The records below are to be copied word for word, with every picture left out.

┄┄┄┄┄┄

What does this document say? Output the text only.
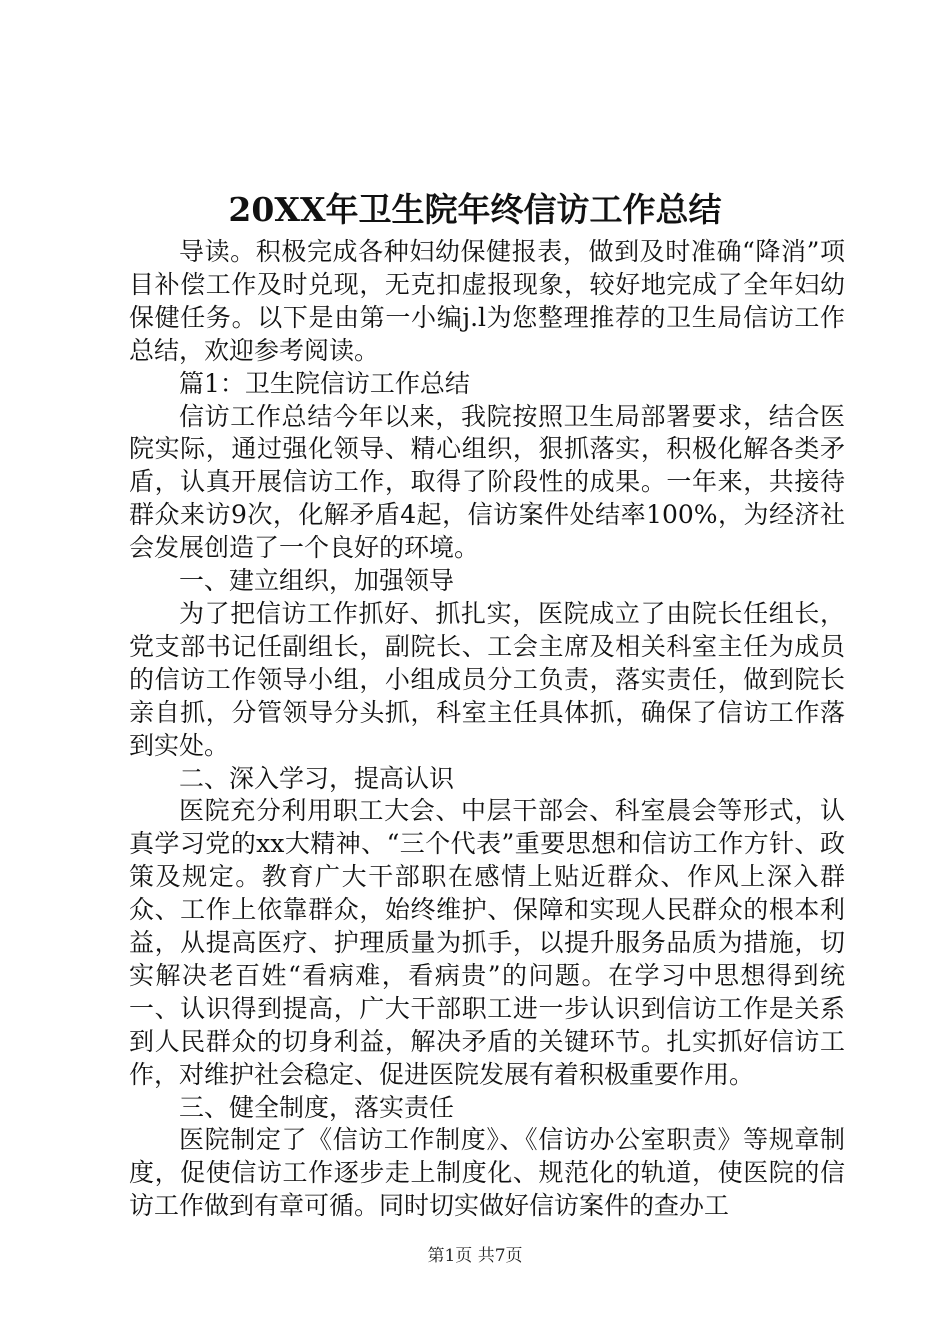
20XX年卫生院年终信访工作总结

导读。积极完成各种妇幼保健报表，做到及时准确“降消”项目补偿工作及时兑现，无克扣虚报现象，较好地完成了全年妇幼保健任务。以下是由第一小编j.l为您整理推荐的卫生局信访工作总结，欢迎参考阅读。

篇1：卫生院信访工作总结

信访工作总结今年以来，我院按照卫生局部署要求，结合医院实际，通过强化领导、精心组织，狠抓落实，积极化解各类矛盾，认真开展信访工作，取得了阶段性的成果。一年来，共接待群众来访9次，化解矛盾4起，信访案件处结率100%，为经济社会发展创造了一个良好的环境。

一、建立组织，加强领导

为了把信访工作抓好、抓扎实，医院成立了由院长任组长，党支部书记任副组长，副院长、工会主席及相关科室主任为成员的信访工作领导小组，小组成员分工负责，落实责任，做到院长亲自抓，分管领导分头抓，科室主任具体抓，确保了信访工作落到实处。

二、深入学习，提高认识

医院充分利用职工大会、中层干部会、科室晨会等形式，认真学习党的xx大精神、“三个代表”重要思想和信访工作方针、政策及规定。教育广大干部职在感情上贴近群众、作风上深入群众、工作上依靠群众，始终维护、保障和实现人民群众的根本利益，从提高医疗、护理质量为抓手，以提升服务品质为措施，切实解决老百姓“看病难，看病贵”的问题。在学习中思想得到统一、认识得到提高，广大干部职工进一步认识到信访工作是关系到人民群众的切身利益，解决矛盾的关键环节。扎实抓好信访工作，对维护社会稳定、促进医院发展有着积极重要作用。

三、健全制度，落实责任

医院制定了《信访工作制度》、《信访办公室职责》等规章制度，促使信访工作逐步走上制度化、规范化的轨道，使医院的信访工作做到有章可循。同时切实做好信访案件的查办工

第1页 共7页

┄┄┄┄┄┄

- _REPLY TO THE TASK_:
What does this document say? Output the text only.
20XX年卫生院年终信访工作总结

导读。积极完成各种妇幼保健报表，做到及时准确“降消”项目补偿工作及时兑现，无克扣虚报现象，较好地完成了全年妇幼保健任务。以下是由第一小编j.l为您整理推荐的卫生局信访工作总结，欢迎参考阅读。

篇1：卫生院信访工作总结

信访工作总结今年以来，我院按照卫生局部署要求，结合医院实际，通过强化领导、精心组织，狠抓落实，积极化解各类矛盾，认真开展信访工作，取得了阶段性的成果。一年来，共接待群众来访9次，化解矛盾4起，信访案件处结率100%，为经济社会发展创造了一个良好的环境。

一、建立组织，加强领导

为了把信访工作抓好、抓扎实，医院成立了由院长任组长，党支部书记任副组长，副院长、工会主席及相关科室主任为成员的信访工作领导小组，小组成员分工负责，落实责任，做到院长亲自抓，分管领导分头抓，科室主任具体抓，确保了信访工作落到实处。

二、深入学习，提高认识

医院充分利用职工大会、中层干部会、科室晨会等形式，认真学习党的xx大精神、“三个代表”重要思想和信访工作方针、政策及规定。教育广大干部职在感情上贴近群众、作风上深入群众、工作上依靠群众，始终维护、保障和实现人民群众的根本利益，从提高医疗、护理质量为抓手，以提升服务品质为措施，切实解决老百姓“看病难，看病贵”的问题。在学习中思想得到统一、认识得到提高，广大干部职工进一步认识到信访工作是关系到人民群众的切身利益，解决矛盾的关键环节。扎实抓好信访工作，对维护社会稳定、促进医院发展有着积极重要作用。

三、健全制度，落实责任

医院制定了《信访工作制度》、《信访办公室职责》等规章制度，促使信访工作逐步走上制度化、规范化的轨道，使医院的信访工作做到有章可循。同时切实做好信访案件的查办工

第1页 共7页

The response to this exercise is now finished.